* Job
Report each line of the data that includes the word "heading".

* Material provided
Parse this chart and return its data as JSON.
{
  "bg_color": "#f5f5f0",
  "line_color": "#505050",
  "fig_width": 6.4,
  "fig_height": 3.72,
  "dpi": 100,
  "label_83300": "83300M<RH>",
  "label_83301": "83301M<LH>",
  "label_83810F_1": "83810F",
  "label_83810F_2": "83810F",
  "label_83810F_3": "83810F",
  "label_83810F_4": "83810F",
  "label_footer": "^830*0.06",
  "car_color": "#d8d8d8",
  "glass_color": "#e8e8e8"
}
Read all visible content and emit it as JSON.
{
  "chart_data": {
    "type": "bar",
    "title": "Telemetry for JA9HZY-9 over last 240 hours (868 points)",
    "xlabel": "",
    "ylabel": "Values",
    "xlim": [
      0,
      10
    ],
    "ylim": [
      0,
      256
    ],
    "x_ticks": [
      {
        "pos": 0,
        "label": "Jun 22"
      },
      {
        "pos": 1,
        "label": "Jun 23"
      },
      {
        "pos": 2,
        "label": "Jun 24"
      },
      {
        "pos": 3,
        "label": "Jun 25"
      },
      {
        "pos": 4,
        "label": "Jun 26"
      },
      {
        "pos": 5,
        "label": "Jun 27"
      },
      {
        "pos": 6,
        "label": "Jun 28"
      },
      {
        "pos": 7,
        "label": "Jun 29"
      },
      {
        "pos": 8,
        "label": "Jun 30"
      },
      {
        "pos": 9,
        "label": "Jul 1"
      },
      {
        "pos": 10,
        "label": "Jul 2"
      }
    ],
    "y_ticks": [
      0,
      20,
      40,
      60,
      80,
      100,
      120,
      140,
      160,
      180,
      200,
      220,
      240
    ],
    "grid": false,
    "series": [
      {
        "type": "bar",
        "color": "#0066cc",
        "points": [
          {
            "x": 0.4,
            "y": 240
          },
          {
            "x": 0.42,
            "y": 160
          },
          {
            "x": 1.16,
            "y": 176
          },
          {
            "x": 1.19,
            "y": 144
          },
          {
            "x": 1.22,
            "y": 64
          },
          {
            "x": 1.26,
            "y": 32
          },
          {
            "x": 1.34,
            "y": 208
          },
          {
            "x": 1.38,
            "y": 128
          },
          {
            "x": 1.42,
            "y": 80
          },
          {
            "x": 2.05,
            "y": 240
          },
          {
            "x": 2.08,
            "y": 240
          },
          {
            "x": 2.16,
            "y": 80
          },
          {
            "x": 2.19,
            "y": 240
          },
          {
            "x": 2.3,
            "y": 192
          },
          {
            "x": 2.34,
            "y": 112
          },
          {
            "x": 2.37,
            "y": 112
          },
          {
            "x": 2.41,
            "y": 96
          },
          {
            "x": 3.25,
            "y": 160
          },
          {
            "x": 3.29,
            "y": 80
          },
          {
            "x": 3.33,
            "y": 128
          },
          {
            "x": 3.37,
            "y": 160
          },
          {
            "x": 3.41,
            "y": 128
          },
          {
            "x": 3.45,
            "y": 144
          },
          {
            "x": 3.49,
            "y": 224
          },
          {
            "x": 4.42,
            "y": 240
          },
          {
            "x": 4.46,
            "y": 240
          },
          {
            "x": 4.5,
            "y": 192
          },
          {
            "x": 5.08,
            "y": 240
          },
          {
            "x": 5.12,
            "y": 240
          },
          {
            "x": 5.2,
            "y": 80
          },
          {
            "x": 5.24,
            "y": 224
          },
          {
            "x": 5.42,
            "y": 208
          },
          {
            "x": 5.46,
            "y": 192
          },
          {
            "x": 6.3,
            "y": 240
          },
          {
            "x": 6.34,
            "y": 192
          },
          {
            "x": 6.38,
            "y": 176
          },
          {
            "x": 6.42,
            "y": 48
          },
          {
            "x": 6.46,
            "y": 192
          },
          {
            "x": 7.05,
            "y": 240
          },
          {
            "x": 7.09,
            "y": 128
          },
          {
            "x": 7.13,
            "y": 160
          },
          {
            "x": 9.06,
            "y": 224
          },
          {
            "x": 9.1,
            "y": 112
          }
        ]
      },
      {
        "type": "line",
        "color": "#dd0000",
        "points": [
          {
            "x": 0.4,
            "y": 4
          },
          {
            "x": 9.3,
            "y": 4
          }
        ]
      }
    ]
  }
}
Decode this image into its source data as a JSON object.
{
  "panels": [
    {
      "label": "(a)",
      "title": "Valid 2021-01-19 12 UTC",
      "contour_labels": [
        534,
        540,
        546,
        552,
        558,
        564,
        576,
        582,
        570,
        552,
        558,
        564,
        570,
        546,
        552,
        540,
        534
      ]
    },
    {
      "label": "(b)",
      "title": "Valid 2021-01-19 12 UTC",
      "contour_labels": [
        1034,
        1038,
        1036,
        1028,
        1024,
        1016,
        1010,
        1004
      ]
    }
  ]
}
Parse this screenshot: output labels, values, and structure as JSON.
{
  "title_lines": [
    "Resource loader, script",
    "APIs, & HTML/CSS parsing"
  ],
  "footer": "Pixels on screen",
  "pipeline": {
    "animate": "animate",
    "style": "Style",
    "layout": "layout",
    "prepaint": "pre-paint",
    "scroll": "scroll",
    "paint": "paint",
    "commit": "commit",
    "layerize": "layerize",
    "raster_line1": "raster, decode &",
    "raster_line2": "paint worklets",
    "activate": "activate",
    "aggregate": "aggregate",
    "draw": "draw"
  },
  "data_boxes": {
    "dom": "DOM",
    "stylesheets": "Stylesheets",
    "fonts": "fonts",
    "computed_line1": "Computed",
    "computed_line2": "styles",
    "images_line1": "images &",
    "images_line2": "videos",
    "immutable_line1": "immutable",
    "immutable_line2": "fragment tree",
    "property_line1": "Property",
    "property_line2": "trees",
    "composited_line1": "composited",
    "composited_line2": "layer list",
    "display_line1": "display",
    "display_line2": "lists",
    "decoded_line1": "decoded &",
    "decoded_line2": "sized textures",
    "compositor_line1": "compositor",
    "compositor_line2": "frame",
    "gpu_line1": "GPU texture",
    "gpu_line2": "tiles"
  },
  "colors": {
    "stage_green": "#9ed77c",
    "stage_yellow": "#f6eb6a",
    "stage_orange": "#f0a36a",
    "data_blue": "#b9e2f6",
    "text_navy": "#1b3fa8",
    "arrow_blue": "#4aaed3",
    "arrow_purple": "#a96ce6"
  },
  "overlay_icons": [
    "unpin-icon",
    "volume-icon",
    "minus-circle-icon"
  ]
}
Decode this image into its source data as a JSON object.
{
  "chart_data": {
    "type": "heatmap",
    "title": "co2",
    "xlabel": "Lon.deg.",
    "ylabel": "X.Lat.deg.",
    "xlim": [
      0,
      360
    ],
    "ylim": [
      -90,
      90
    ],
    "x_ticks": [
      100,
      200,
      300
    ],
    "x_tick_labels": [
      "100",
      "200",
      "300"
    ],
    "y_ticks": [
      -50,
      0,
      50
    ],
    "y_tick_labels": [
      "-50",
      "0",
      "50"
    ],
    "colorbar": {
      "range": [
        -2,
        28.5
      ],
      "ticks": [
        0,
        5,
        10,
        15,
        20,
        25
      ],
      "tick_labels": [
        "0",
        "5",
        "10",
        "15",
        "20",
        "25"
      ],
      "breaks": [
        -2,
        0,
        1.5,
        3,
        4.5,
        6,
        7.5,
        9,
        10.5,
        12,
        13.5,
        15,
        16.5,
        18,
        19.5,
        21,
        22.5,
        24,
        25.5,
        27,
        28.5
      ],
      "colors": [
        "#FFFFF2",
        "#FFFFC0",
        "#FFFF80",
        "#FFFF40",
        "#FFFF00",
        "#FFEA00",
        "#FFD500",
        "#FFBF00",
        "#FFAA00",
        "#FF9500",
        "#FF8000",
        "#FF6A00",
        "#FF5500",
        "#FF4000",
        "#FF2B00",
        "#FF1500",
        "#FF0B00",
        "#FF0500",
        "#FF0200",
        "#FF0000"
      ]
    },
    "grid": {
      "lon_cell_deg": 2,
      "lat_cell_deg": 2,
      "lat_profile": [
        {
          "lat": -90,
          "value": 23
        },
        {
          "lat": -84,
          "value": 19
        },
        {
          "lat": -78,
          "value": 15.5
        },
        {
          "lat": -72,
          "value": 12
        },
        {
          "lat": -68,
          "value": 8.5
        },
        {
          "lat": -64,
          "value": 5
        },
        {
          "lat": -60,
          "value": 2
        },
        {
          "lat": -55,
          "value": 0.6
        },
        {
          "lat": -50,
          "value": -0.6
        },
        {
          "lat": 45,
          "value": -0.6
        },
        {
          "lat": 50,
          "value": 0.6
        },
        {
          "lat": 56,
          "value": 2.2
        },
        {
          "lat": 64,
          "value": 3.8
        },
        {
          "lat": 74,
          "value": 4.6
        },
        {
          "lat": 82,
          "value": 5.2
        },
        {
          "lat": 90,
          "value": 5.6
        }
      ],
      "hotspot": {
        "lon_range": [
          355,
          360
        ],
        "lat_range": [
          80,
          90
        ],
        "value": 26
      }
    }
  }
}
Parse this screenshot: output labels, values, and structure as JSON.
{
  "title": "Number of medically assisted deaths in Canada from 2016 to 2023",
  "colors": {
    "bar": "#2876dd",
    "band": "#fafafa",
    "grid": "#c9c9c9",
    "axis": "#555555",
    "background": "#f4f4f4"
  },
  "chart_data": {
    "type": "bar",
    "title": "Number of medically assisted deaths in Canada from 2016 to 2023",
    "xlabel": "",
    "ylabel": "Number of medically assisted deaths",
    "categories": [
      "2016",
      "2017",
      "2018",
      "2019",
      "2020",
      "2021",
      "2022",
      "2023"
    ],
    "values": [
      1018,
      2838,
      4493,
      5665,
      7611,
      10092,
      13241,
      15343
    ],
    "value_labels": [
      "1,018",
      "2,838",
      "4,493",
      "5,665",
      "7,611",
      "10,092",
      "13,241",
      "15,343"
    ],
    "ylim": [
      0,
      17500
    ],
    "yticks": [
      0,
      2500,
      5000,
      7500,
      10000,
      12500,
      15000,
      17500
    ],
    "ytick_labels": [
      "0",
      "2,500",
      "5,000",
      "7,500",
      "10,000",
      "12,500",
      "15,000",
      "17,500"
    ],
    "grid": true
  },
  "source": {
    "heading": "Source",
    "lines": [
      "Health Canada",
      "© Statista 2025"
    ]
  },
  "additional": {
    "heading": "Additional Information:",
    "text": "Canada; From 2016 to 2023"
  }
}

* Result of this exercise
    "heading": "Source",
    "heading": "Additional Information:",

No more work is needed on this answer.